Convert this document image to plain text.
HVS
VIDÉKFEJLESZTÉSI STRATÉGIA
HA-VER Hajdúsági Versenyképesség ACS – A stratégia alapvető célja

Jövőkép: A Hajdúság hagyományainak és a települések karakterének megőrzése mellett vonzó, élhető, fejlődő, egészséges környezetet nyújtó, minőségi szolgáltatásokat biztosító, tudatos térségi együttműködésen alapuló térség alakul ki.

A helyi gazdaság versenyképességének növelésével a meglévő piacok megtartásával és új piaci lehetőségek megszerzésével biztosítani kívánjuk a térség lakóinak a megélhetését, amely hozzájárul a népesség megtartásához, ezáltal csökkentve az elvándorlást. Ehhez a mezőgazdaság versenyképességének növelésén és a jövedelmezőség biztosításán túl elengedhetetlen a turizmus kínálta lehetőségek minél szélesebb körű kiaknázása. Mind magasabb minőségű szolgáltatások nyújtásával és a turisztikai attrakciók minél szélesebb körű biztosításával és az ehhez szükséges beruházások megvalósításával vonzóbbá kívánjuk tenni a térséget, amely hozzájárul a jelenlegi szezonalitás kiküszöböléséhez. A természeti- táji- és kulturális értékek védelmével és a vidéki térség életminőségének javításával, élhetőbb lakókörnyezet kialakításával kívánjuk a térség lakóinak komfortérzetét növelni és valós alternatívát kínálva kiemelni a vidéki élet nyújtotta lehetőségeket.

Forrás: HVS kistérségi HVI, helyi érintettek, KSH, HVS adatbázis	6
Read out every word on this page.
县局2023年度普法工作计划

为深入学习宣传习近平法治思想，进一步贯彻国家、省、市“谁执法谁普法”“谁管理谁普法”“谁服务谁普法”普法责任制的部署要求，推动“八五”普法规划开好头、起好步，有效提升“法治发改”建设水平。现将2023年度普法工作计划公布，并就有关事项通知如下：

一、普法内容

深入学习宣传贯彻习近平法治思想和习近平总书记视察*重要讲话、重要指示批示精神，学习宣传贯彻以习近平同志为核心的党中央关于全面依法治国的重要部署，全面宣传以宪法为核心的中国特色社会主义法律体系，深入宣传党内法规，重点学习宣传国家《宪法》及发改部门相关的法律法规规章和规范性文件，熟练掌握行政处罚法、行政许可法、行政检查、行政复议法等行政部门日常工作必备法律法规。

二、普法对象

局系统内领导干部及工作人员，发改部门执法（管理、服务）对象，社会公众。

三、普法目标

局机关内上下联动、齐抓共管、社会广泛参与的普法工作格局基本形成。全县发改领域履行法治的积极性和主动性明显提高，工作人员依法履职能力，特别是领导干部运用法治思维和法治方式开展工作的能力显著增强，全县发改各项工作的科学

***

* TASK TO COMPLETE: Make an exact copy of all the data.

* TASK RESULT:
Convert this document image to plain text.
HVS
VIDÉKFEJLESZTÉSI STRATÉGIA
HA-VER Hajdúsági Versenyképesség ACS – A stratégia alapvető célja

Jövőkép: A Hajdúság hagyományainak és a települések karakterének megőrzése mellett vonzó, élhető, fejlődő, egészséges környezetet nyújtó, minőségi szolgáltatásokat biztosító, tudatos térségi együttműködésen alapuló térség alakul ki.

A helyi gazdaság versenyképességének növelésével a meglévő piacok megtartásával és új piaci lehetőségek megszerzésével biztosítani kívánjuk a térség lakóinak a megélhetését, amely hozzájárul a népesség megtartásához, ezáltal csökkentve az elvándorlást. Ehhez a mezőgazdaság versenyképességének növelésén és a jövedelmezőség biztosításán túl elengedhetetlen a turizmus kínálta lehetőségek minél szélesebb körű kiaknázása. Mind magasabb minőségű szolgáltatások nyújtásával és a turisztikai attrakciók minél szélesebb körű biztosításával és az ehhez szükséges beruházások megvalósításával vonzóbbá kívánjuk tenni a térséget, amely hozzájárul a jelenlegi szezonalitás kiküszöböléséhez. A természeti- táji- és kulturális értékek védelmével és a vidéki térség életminőségének javításával, élhetőbb lakókörnyezet kialakításával kívánjuk a térség lakóinak komfortérzetét növelni és valós alternatívát kínálva kiemelni a vidéki élet nyújtotta lehetőségeket.

Forrás: HVS kistérségi HVI, helyi érintettek, KSH, HVS adatbázis	6
Read out every word on this page.
县局2023年度普法工作计划

为深入学习宣传习近平法治思想，进一步贯彻国家、省、市“谁执法谁普法”“谁管理谁普法”“谁服务谁普法”普法责任制的部署要求，推动“八五”普法规划开好头、起好步，有效提升“法治发改”建设水平。现将2023年度普法工作计划公布，并就有关事项通知如下：

一、普法内容

深入学习宣传贯彻习近平法治思想和习近平总书记视察*重要讲话、重要指示批示精神，学习宣传贯彻以习近平同志为核心的党中央关于全面依法治国的重要部署，全面宣传以宪法为核心的中国特色社会主义法律体系，深入宣传党内法规，重点学习宣传国家《宪法》及发改部门相关的法律法规规章和规范性文件，熟练掌握行政处罚法、行政许可法、行政检查、行政复议法等行政部门日常工作必备法律法规。

二、普法对象

局系统内领导干部及工作人员，发改部门执法（管理、服务）对象，社会公众。

三、普法目标

局机关内上下联动、齐抓共管、社会广泛参与的普法工作格局基本形成。全县发改领域履行法治的积极性和主动性明显提高，工作人员依法履职能力，特别是领导干部运用法治思维和法治方式开展工作的能力显著增强，全县发改各项工作的科学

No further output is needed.